(Element and box listings)
[START]

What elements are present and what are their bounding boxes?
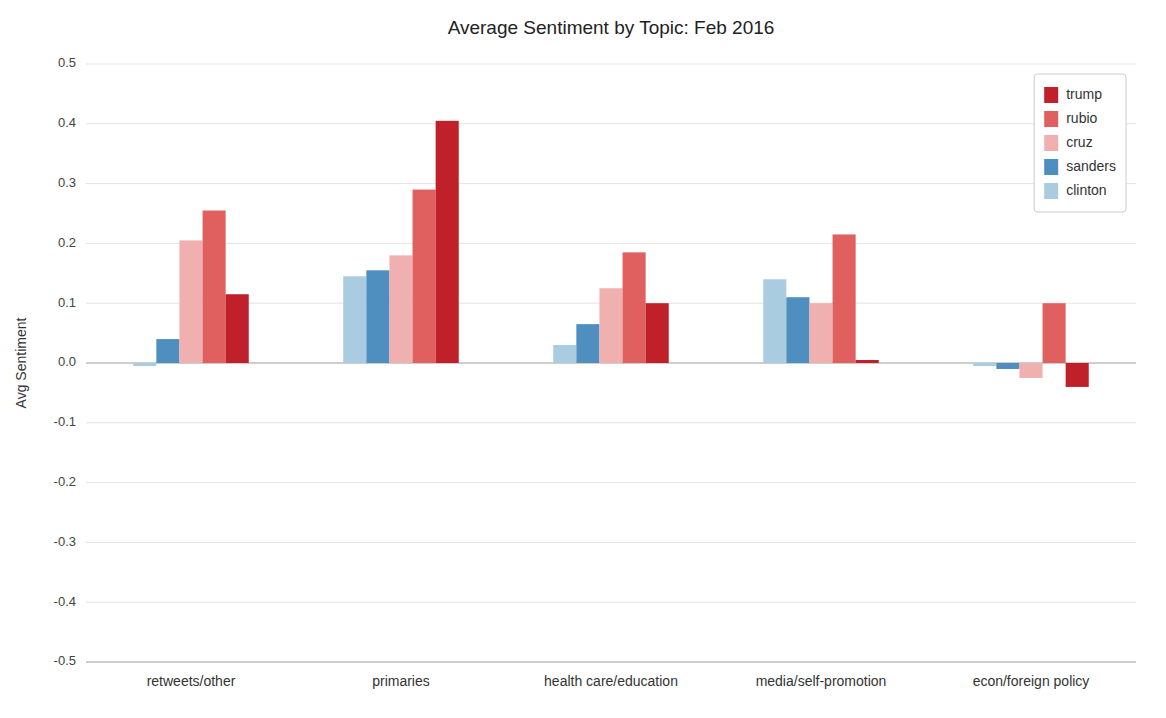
bar <box>996 363 1019 369</box>
bar <box>179 240 202 363</box>
bar <box>973 363 996 366</box>
title: Average Sentiment by Topic: Feb 2016 <box>448 17 775 38</box>
legend-swatch <box>1044 183 1058 199</box>
x-tick-label: retweets/other <box>147 673 236 689</box>
y-tick-label: 0.1 <box>58 295 76 310</box>
bar <box>389 255 412 363</box>
grid-line <box>86 602 1136 603</box>
y-tick-label: 0.5 <box>58 55 76 70</box>
bar <box>786 297 809 363</box>
grid-line <box>86 243 1136 244</box>
grid-line <box>86 422 1136 423</box>
legend: trump rubio cruz sanders clinton <box>1034 74 1126 212</box>
y-tick-label: 0.0 <box>58 354 76 369</box>
grid-line <box>86 542 1136 543</box>
grid-line <box>86 482 1136 483</box>
y-tick-label: -0.5 <box>54 653 76 668</box>
bar <box>553 345 576 363</box>
y-tick-label: 0.2 <box>58 235 76 250</box>
y-tick-label: -0.3 <box>54 534 76 549</box>
bar <box>763 279 786 363</box>
bar <box>156 339 179 363</box>
legend-label: rubio <box>1066 110 1097 126</box>
bar <box>599 288 622 363</box>
grid-line <box>86 123 1136 124</box>
bar <box>809 303 832 363</box>
legend-box <box>1034 74 1126 212</box>
legend-label: cruz <box>1066 134 1092 150</box>
bar <box>1019 363 1042 378</box>
bar <box>576 324 599 363</box>
x-tick-label: econ/foreign policy <box>973 673 1090 689</box>
legend-label: clinton <box>1066 182 1106 198</box>
bar <box>1043 303 1066 363</box>
chart: -0.5 -0.4 -0.3 -0.2 -0.1 0.0 0.1 0.2 0.3 0.4 0.5 re… <box>0 0 1166 718</box>
legend-swatch <box>1044 111 1058 127</box>
x-tick-label: primaries <box>372 673 430 689</box>
x-axis-line <box>86 662 1136 663</box>
legend-swatch <box>1044 87 1058 103</box>
bar <box>646 303 669 363</box>
y-tick-label: 0.4 <box>58 115 76 130</box>
grid-line <box>86 662 1136 663</box>
x-axis: retweets/other primaries health care/educa… <box>147 673 1090 689</box>
bar <box>623 252 646 363</box>
bar <box>133 363 156 366</box>
bar <box>833 234 856 363</box>
bar <box>226 294 249 363</box>
bar <box>1066 363 1089 387</box>
legend-label: trump <box>1066 86 1102 102</box>
legend-swatch <box>1044 159 1058 175</box>
bar <box>856 360 879 363</box>
bar <box>343 276 366 363</box>
y-tick-label: -0.4 <box>54 594 76 609</box>
y-tick-label: -0.2 <box>54 474 76 489</box>
y-tick-label: 0.3 <box>58 175 76 190</box>
legend-label: sanders <box>1066 158 1116 174</box>
bar <box>413 190 436 363</box>
bar <box>436 121 459 363</box>
x-tick-label: media/self-promotion <box>756 673 887 689</box>
legend-swatch <box>1044 135 1058 151</box>
x-tick-label: health care/education <box>544 673 678 689</box>
bar <box>203 211 226 363</box>
bars <box>133 121 1089 387</box>
y-tick-label: -0.1 <box>54 414 76 429</box>
legend-items: trump rubio cruz sanders clinton <box>1044 86 1116 199</box>
grid-line <box>86 183 1136 184</box>
grid-line <box>86 64 1136 65</box>
y-axis: -0.5 -0.4 -0.3 -0.2 -0.1 0.0 0.1 0.2 0.3 0.4 0.5 <box>54 55 1136 668</box>
y-axis-label: Avg Sentiment <box>13 317 29 408</box>
bar <box>366 270 389 363</box>
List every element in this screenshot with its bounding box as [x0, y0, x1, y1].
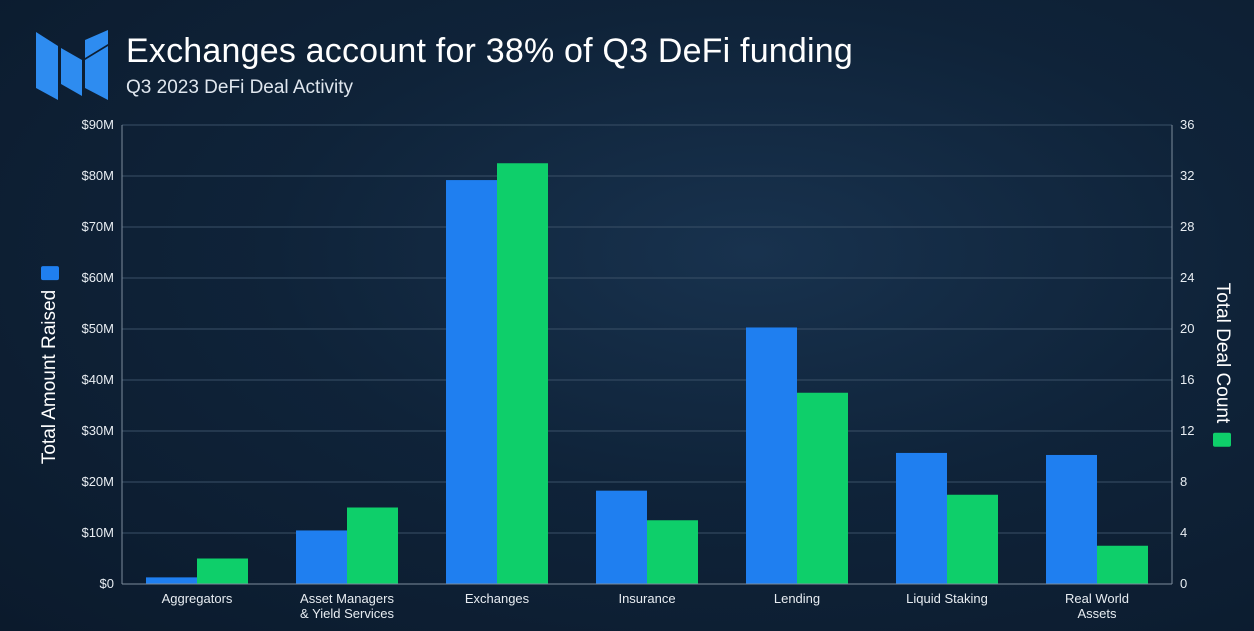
y-left-tick-label: $30M — [81, 423, 114, 438]
bar-deal-count — [1097, 545, 1148, 584]
bar-amount-raised — [296, 530, 347, 584]
y-right-tick-label: 8 — [1180, 474, 1187, 489]
y-right-tick-label: 32 — [1180, 168, 1194, 183]
page-title: Exchanges account for 38% of Q3 DeFi fun… — [126, 32, 854, 70]
x-category-label: Real World — [1065, 591, 1129, 606]
x-category-label: Insurance — [618, 591, 675, 606]
x-category-label: Asset Managers — [300, 591, 394, 606]
y-right-tick-label: 4 — [1180, 525, 1187, 540]
x-category-label: Lending — [774, 591, 820, 606]
y-right-tick-label: 36 — [1180, 117, 1194, 132]
y-left-tick-label: $40M — [81, 372, 114, 387]
messari-logo-icon — [36, 30, 108, 100]
bar-deal-count — [197, 558, 248, 584]
bar-amount-raised — [896, 452, 947, 584]
y-right-tick-label: 12 — [1180, 423, 1194, 438]
y-right-tick-label: 24 — [1180, 270, 1194, 285]
bar-amount-raised — [1046, 454, 1097, 584]
bar-amount-raised — [446, 180, 497, 584]
y-right-tick-label: 20 — [1180, 321, 1194, 336]
y-right-tick-label: 0 — [1180, 576, 1187, 591]
y-left-tick-label: $90M — [81, 117, 114, 132]
page-subtitle: Q3 2023 DeFi Deal Activity — [126, 77, 354, 98]
y-left-tick-label: $60M — [81, 270, 114, 285]
y-left-tick-label: $80M — [81, 168, 114, 183]
bar-deal-count — [797, 392, 848, 584]
y-left-tick-label: $0 — [100, 576, 114, 591]
y-right-tick-label: 28 — [1180, 219, 1194, 234]
y-left-tick-label: $70M — [81, 219, 114, 234]
bar-amount-raised — [596, 490, 647, 584]
x-category-label: Aggregators — [162, 591, 233, 606]
x-category-label: Exchanges — [465, 591, 530, 606]
y-left-tick-label: $50M — [81, 321, 114, 336]
y-left-tick-label: $20M — [81, 474, 114, 489]
bar-deal-count — [497, 163, 548, 584]
x-category-label: Assets — [1077, 606, 1117, 621]
bar-amount-raised — [146, 577, 197, 584]
bar-deal-count — [347, 507, 398, 584]
bar-amount-raised — [746, 327, 797, 584]
x-category-label: & Yield Services — [300, 606, 394, 621]
x-category-label: Liquid Staking — [906, 591, 988, 606]
bar-deal-count — [647, 520, 698, 584]
y-left-tick-label: $10M — [81, 525, 114, 540]
y-right-tick-label: 16 — [1180, 372, 1194, 387]
bar-deal-count — [947, 494, 998, 584]
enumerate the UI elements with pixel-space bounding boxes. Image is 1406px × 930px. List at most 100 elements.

[END]

The exercise — Repeat the lines of the data starting with the line containing "bar <box>996 363 1019 369</box>" and going on through the line containing "legend-label: cruz <box>1066".

Problem solution —
bar <box>996 363 1019 369</box>
bar <box>179 240 202 363</box>
bar <box>973 363 996 366</box>
title: Average Sentiment by Topic: Feb 2016 <box>448 17 775 38</box>
legend-swatch <box>1044 183 1058 199</box>
x-tick-label: retweets/other <box>147 673 236 689</box>
y-tick-label: 0.1 <box>58 295 76 310</box>
bar <box>389 255 412 363</box>
grid-line <box>86 602 1136 603</box>
y-tick-label: 0.5 <box>58 55 76 70</box>
bar <box>786 297 809 363</box>
grid-line <box>86 243 1136 244</box>
grid-line <box>86 422 1136 423</box>
legend: trump rubio cruz sanders clinton <box>1034 74 1126 212</box>
y-tick-label: 0.0 <box>58 354 76 369</box>
grid-line <box>86 542 1136 543</box>
grid-line <box>86 482 1136 483</box>
y-tick-label: -0.5 <box>54 653 76 668</box>
bar <box>553 345 576 363</box>
y-tick-label: 0.2 <box>58 235 76 250</box>
y-tick-label: -0.3 <box>54 534 76 549</box>
bar <box>763 279 786 363</box>
bar <box>156 339 179 363</box>
legend-label: rubio <box>1066 110 1097 126</box>
bar <box>599 288 622 363</box>
grid-line <box>86 123 1136 124</box>
bar <box>809 303 832 363</box>
legend-box <box>1034 74 1126 212</box>
legend-label: cruz <box>1066 134 1092 150</box>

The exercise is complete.